What needs to be done:
Read through the data and report every line in which the word "level" occurs.

Working data:
===

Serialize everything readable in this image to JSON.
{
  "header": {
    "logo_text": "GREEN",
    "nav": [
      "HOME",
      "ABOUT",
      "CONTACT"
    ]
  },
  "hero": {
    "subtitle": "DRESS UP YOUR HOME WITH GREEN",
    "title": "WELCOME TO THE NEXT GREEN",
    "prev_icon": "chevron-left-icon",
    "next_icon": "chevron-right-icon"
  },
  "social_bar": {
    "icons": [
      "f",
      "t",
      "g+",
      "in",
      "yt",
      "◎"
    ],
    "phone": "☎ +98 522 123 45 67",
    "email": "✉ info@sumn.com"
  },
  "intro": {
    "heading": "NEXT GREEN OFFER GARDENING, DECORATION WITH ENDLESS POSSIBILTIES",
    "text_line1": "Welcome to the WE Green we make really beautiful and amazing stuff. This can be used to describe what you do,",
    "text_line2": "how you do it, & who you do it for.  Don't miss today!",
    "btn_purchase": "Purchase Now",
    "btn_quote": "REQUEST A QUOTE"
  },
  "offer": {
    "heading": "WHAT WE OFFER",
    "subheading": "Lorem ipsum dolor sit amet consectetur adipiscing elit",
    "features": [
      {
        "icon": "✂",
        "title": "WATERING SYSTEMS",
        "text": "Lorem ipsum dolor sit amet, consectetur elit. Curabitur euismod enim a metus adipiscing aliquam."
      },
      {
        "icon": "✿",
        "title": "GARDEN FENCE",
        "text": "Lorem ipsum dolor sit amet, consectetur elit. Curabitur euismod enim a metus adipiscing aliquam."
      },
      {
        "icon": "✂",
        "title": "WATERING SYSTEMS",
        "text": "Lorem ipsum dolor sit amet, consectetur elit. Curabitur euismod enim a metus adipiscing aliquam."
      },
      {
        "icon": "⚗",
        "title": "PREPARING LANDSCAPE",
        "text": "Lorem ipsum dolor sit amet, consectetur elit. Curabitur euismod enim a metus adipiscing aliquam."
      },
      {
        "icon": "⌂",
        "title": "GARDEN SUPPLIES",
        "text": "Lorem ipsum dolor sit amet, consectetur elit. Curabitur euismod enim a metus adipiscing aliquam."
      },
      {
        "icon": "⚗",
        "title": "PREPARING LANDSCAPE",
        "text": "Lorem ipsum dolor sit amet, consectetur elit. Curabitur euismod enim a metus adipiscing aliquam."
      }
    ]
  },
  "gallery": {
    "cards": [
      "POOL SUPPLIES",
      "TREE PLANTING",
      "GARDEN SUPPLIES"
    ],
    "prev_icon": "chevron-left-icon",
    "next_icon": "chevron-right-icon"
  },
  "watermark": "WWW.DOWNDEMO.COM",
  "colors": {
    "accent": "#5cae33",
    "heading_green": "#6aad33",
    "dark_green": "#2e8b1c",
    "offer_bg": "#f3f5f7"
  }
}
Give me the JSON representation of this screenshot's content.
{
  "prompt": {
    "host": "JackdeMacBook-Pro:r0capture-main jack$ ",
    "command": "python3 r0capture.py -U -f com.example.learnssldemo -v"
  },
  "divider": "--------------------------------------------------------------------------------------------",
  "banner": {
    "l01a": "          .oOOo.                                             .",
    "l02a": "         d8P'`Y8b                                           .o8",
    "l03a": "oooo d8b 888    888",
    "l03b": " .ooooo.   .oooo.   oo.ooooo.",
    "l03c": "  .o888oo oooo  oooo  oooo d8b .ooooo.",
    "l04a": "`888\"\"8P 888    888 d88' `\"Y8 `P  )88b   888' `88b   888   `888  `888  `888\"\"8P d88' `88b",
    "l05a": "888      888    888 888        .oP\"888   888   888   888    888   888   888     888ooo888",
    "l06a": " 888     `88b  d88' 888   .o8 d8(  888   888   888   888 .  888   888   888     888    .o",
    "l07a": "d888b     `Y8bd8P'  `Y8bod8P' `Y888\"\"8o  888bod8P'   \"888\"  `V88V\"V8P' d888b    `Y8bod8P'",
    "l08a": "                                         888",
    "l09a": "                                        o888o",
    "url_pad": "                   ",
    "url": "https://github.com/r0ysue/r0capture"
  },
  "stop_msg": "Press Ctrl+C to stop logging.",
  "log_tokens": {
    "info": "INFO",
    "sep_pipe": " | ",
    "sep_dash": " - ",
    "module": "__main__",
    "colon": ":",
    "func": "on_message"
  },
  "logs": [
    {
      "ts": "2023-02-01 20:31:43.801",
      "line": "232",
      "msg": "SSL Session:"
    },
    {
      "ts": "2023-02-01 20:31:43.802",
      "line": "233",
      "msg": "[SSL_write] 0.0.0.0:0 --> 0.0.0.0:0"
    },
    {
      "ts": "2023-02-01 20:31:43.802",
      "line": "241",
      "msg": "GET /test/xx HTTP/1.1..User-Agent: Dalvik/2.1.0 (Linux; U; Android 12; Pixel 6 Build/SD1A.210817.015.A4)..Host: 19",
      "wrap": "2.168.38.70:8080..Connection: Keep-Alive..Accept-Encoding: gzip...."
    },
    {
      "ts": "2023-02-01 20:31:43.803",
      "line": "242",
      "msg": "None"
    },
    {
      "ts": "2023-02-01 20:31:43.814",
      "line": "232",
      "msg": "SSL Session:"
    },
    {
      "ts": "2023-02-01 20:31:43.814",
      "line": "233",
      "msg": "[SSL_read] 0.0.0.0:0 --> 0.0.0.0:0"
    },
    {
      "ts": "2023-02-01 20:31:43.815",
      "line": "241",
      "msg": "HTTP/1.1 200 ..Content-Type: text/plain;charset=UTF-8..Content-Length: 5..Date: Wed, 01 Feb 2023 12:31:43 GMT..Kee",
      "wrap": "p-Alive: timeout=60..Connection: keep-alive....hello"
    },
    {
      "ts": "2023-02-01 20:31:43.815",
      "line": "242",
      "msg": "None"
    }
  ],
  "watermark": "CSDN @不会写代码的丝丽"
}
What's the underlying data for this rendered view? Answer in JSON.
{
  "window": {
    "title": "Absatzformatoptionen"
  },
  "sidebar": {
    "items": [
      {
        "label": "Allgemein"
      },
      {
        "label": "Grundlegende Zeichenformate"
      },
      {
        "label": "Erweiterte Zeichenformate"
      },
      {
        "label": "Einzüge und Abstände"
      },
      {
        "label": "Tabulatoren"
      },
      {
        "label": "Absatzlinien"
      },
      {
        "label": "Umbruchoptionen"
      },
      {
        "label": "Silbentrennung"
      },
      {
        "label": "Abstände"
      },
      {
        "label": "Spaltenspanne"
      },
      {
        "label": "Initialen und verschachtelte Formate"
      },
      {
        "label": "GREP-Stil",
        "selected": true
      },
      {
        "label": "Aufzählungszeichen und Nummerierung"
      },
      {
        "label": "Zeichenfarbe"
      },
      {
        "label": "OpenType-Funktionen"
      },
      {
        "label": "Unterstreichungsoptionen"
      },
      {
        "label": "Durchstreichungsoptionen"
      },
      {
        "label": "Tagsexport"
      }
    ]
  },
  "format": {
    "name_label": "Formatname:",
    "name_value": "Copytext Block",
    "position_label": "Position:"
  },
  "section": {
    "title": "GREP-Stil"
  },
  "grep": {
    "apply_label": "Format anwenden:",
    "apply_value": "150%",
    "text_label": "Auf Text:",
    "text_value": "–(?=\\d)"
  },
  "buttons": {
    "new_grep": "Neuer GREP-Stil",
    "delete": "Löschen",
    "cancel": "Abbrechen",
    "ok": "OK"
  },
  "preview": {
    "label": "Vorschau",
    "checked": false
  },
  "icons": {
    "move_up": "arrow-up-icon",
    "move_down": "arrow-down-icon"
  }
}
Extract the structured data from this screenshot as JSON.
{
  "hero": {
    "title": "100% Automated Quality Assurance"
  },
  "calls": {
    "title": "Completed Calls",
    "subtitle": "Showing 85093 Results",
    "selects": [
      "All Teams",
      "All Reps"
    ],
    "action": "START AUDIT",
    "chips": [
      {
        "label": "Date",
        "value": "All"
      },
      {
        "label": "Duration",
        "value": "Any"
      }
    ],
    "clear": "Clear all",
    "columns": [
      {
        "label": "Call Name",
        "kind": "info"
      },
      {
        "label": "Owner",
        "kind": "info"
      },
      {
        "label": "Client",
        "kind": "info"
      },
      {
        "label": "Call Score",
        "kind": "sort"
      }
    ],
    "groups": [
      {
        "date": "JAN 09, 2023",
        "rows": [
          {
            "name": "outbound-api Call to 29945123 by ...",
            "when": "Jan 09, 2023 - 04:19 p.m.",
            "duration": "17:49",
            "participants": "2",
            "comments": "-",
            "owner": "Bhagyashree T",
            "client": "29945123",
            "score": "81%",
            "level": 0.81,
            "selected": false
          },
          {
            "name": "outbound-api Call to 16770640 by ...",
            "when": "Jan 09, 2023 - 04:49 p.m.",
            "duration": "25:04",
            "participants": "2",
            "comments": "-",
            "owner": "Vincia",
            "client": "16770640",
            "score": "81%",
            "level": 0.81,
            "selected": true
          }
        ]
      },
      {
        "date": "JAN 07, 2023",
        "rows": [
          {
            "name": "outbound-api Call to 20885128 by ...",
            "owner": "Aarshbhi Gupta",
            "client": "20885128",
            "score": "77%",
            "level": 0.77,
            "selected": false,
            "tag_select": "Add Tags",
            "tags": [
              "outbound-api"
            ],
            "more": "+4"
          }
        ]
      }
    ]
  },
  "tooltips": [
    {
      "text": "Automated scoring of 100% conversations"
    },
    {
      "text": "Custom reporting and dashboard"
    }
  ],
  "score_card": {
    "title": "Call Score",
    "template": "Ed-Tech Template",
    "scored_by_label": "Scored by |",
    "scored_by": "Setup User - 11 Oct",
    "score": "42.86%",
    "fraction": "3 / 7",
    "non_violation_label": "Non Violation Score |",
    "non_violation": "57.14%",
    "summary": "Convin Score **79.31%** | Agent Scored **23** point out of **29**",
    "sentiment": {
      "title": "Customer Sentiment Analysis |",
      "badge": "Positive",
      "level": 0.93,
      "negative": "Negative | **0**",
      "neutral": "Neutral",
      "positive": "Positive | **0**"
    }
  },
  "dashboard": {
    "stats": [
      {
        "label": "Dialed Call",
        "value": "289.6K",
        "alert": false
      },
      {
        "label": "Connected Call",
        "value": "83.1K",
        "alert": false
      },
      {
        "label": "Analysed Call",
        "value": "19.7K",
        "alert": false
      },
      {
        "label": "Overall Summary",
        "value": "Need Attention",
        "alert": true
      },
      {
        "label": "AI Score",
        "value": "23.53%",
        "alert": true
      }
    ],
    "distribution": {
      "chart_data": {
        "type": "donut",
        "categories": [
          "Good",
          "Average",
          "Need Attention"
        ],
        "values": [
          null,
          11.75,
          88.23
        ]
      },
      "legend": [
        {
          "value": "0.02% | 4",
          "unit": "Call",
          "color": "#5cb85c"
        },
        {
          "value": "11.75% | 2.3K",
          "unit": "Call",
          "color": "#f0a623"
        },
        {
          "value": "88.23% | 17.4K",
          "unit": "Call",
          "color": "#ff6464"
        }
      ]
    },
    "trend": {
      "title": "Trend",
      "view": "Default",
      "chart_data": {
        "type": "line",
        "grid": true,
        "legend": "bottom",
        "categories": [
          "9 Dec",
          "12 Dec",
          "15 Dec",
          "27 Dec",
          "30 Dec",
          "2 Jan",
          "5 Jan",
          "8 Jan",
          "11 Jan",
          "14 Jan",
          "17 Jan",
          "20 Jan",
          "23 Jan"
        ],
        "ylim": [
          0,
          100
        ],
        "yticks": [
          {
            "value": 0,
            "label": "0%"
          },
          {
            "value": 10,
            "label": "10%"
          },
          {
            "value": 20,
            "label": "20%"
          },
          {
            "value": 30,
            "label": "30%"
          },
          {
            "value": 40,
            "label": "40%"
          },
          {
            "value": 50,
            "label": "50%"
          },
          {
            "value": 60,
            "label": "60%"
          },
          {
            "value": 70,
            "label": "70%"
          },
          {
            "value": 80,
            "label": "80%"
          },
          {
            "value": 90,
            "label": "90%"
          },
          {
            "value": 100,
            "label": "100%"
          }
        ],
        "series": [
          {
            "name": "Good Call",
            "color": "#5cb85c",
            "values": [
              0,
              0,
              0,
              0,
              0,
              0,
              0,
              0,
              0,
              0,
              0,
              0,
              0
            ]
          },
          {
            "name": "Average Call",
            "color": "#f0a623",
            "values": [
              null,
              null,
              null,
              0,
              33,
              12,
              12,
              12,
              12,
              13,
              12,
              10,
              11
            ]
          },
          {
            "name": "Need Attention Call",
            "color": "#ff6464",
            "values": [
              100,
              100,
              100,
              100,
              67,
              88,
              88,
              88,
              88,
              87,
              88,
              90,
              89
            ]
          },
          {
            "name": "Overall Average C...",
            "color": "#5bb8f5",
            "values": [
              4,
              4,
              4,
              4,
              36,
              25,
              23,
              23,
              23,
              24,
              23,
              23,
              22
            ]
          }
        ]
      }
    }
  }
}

===

Reply to the task:
            "level": 0.81,
            "level": 0.81,
            "level": 0.77,
      "level": 0.93,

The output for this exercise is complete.